[Source data]
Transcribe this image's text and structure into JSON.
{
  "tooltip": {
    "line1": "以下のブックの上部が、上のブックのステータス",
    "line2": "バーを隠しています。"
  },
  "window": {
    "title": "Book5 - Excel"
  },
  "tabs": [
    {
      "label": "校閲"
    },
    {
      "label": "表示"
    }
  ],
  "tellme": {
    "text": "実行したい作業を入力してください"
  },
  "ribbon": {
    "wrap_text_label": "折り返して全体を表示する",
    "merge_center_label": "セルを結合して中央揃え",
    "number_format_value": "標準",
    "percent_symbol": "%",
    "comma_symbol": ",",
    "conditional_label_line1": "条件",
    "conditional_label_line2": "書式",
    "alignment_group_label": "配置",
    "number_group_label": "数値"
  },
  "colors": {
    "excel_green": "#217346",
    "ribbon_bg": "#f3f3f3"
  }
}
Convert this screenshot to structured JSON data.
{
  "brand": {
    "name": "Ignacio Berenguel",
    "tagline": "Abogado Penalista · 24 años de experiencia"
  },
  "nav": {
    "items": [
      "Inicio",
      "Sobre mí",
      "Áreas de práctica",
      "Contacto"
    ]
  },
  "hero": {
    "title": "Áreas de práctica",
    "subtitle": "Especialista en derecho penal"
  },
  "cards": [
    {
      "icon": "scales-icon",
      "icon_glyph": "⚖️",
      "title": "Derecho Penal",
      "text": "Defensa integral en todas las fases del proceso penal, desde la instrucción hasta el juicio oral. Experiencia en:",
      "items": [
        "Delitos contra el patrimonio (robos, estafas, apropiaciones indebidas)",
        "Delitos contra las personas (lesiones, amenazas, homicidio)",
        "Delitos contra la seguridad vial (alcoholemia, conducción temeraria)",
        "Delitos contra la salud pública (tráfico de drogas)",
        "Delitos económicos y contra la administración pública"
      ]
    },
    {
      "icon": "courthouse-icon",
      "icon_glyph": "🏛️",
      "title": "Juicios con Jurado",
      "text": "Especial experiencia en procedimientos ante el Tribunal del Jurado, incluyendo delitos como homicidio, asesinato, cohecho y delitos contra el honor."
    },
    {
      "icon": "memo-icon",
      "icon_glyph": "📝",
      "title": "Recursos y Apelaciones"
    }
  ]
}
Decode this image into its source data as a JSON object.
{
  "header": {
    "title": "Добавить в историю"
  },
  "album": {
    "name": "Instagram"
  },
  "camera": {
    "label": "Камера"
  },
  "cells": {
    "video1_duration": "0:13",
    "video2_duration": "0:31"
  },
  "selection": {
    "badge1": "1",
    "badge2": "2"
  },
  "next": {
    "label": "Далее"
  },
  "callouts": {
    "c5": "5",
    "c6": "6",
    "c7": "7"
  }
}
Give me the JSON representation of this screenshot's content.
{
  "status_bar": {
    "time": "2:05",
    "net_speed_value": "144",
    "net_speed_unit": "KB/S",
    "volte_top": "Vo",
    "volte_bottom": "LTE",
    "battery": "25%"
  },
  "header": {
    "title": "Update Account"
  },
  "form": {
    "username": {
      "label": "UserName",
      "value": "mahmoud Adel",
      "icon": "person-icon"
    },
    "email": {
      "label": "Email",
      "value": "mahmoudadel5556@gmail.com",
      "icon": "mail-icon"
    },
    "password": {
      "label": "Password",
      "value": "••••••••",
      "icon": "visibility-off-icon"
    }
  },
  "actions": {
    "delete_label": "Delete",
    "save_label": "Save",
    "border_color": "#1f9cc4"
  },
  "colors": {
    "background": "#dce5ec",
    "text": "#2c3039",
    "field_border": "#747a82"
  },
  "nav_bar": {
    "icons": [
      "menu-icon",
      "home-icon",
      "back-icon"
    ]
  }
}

— SET TASK —
Return each line that includes "práctica".

— TASK SOLUTION —
      "Áreas de práctica",
    "title": "Áreas de práctica",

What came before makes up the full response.